▸ **WHAT YOU HAVE TO DO**
Beginning with the line containing "Transcribe this image's" and ending with the last line, repeat the records exactly.
★ ★ ★ ★ ★
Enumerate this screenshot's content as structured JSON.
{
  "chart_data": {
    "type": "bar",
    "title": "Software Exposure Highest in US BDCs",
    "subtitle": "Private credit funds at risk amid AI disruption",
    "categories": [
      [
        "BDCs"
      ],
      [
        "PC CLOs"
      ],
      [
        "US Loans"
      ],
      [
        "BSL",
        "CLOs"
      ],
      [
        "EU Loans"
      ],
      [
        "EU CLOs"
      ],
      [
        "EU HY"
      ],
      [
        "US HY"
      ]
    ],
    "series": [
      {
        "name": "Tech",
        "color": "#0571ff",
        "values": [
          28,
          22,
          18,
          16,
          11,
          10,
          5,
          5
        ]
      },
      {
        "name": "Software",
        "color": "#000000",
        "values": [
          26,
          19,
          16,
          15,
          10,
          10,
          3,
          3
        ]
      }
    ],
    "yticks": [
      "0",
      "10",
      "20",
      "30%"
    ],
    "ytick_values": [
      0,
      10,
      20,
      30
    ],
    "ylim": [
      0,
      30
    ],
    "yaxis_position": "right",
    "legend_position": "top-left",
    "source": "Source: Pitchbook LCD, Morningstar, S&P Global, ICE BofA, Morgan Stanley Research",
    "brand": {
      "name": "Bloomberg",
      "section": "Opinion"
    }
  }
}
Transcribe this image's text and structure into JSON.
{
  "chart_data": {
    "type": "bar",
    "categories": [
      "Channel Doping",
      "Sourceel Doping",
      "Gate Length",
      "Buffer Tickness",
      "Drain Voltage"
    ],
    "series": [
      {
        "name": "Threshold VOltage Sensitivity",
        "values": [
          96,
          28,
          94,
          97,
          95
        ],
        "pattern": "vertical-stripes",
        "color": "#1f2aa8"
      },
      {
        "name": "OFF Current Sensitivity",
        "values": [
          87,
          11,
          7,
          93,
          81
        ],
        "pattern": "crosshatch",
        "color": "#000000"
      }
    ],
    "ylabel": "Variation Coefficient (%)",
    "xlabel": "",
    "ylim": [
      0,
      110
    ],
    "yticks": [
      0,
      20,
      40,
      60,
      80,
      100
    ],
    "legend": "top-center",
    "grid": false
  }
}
★ ★ ★ ★ ★
▸ **RESULT OF THE TASK**
Transcribe this image's text and structure into JSON.
{
  "chart_data": {
    "type": "bar",
    "categories": [
      "Channel Doping",
      "Sourceel Doping",
      "Gate Length",
      "Buffer Tickness",
      "Drain Voltage"
    ],
    "series": [
      {
        "name": "Threshold VOltage Sensitivity",
        "values": [
          96,
          28,
          94,
          97,
          95
        ],
        "pattern": "vertical-stripes",
        "color": "#1f2aa8"
      },
      {
        "name": "OFF Current Sensitivity",
        "values": [
          87,
          11,
          7,
          93,
          81
        ],
        "pattern": "crosshatch",
        "color": "#000000"
      }
    ],
    "ylabel": "Variation Coefficient (%)",
    "xlabel": "",
    "ylim": [
      0,
      110
    ],
    "yticks": [
      0,
      20,
      40,
      60,
      80,
      100
    ],
    "legend": "top-center",
    "grid": false
  }
}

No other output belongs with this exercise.